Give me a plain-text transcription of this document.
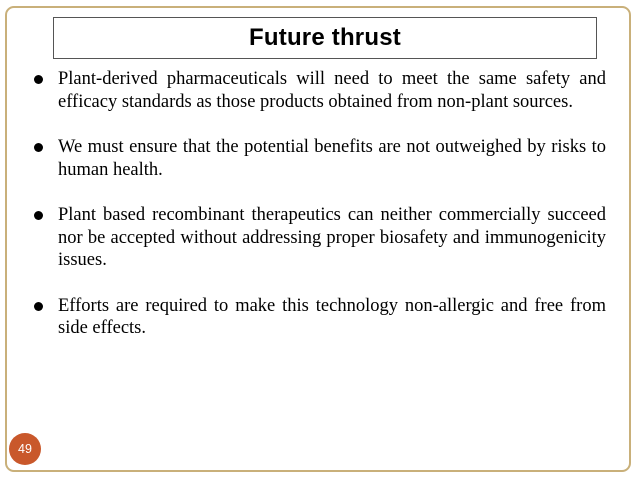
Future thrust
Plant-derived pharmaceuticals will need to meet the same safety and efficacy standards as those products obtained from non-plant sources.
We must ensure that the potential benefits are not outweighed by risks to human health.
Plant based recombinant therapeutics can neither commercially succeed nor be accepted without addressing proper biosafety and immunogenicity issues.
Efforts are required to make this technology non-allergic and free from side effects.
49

____

(Task)
Print out the lines exactly, skipping any picture.

(Expected answer)
Give me a plain-text transcription of this document.
Future thrust
Plant-derived pharmaceuticals will need to meet the same safety and efficacy standards as those products obtained from non-plant sources.
We must ensure that the potential benefits are not outweighed by risks to human health.
Plant based recombinant therapeutics can neither commercially succeed nor be accepted without addressing proper biosafety and immunogenicity issues.
Efforts are required to make this technology non-allergic and free from side effects.
49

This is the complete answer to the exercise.